---- RECORDS SHOWN

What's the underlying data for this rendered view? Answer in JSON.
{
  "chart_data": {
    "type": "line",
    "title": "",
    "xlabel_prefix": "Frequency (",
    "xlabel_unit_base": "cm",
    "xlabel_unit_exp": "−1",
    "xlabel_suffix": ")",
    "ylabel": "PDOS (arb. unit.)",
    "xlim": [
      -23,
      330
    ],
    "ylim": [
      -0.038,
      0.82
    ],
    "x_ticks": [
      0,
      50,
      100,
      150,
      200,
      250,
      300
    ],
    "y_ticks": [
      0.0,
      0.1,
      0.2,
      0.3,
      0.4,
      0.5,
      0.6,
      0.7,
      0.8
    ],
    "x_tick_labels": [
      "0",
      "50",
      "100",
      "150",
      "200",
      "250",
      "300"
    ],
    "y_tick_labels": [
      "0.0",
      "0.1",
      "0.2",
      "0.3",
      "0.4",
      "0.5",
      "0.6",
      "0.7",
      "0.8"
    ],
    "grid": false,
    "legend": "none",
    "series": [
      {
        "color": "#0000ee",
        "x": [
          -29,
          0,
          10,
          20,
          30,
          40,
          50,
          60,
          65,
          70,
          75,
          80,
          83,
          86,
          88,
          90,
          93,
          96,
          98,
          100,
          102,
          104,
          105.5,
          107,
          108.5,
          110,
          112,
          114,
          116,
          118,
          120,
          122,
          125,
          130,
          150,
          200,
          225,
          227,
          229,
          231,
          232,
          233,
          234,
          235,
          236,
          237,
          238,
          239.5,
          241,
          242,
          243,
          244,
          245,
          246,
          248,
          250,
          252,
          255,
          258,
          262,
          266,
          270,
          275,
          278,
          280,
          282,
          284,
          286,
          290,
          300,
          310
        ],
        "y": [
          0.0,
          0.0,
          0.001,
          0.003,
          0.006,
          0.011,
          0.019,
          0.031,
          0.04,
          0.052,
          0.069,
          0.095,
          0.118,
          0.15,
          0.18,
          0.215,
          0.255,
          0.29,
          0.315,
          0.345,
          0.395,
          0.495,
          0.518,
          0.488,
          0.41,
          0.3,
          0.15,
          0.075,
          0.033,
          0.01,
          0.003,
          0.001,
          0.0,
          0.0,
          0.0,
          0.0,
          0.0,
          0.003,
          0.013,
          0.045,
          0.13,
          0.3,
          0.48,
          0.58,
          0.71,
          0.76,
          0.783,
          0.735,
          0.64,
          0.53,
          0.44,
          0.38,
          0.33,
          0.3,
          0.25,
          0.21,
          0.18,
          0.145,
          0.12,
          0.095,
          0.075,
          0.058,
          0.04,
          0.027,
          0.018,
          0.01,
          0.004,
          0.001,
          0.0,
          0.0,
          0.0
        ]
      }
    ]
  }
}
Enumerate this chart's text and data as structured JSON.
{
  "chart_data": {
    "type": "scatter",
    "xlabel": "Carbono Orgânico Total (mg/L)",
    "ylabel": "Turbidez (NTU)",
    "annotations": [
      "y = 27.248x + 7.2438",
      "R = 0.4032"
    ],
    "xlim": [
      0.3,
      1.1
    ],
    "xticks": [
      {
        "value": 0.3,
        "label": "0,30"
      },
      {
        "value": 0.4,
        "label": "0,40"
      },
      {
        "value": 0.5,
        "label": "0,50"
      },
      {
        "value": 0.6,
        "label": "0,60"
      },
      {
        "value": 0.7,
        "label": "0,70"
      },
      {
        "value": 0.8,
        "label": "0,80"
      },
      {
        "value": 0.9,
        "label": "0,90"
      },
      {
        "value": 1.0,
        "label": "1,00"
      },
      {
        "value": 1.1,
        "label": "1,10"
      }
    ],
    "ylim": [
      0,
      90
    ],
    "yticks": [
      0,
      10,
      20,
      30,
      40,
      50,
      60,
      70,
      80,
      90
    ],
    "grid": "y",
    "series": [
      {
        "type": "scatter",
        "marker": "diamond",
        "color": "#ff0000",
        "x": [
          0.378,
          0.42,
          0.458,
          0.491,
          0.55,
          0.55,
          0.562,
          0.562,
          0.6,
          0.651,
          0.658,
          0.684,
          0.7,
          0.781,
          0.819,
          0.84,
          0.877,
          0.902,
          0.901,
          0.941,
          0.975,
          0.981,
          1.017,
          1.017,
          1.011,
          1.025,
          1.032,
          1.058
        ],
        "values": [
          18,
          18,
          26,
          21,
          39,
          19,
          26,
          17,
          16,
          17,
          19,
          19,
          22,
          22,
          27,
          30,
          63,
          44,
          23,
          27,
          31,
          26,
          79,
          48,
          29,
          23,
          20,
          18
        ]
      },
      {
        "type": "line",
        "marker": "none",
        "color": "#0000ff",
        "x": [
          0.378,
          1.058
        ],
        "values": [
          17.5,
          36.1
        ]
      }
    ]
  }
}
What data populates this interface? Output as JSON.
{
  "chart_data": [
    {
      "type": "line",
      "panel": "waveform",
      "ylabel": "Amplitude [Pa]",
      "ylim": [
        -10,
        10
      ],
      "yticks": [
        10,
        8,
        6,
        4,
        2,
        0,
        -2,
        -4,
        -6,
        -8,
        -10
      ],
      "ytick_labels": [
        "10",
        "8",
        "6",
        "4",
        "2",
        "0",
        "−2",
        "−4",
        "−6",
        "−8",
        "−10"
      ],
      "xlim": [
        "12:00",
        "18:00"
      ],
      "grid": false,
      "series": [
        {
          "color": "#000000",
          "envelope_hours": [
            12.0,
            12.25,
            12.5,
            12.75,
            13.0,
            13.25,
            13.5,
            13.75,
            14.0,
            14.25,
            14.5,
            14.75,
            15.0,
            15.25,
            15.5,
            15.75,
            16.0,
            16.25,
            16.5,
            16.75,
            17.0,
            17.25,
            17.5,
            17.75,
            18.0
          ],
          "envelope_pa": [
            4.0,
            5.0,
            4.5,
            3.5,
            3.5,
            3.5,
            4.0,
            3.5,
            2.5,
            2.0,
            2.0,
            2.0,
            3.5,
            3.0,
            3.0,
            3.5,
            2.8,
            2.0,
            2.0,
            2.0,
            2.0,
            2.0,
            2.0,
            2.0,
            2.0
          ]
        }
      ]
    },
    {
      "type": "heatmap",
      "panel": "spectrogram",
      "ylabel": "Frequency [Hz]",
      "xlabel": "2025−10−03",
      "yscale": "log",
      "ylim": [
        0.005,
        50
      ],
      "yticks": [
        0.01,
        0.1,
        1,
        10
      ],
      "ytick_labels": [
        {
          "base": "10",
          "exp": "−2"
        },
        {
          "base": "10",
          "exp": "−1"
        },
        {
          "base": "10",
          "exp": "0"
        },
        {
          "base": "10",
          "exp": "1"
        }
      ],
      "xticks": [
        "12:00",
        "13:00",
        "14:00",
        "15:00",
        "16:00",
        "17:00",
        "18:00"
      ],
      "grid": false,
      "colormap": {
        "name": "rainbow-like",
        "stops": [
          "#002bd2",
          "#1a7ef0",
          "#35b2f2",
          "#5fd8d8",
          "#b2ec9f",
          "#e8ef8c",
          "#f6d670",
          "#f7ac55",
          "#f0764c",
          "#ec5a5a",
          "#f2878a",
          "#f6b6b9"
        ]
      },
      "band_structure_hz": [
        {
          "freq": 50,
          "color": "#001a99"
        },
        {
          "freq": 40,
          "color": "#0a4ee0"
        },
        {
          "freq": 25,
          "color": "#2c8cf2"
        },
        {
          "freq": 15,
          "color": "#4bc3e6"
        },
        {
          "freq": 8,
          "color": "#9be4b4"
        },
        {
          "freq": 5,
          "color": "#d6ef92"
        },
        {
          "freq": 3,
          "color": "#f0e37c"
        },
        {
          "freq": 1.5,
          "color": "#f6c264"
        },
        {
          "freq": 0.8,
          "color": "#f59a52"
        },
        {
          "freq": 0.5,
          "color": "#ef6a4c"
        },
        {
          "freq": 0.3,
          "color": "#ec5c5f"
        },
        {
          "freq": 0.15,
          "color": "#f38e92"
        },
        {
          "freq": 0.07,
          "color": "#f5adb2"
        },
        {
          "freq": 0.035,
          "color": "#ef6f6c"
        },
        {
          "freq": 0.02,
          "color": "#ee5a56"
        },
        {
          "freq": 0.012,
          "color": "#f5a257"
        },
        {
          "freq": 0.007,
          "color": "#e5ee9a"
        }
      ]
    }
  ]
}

--------

*SET EXERCISE:* Identify every line holding the word "JSON" and copy it out.

*RESULT:*
What's the underlying data for this rendered view? Answer in JSON.
Enumerate this chart's text and data as structured JSON.
What data populates this interface? Output as JSON.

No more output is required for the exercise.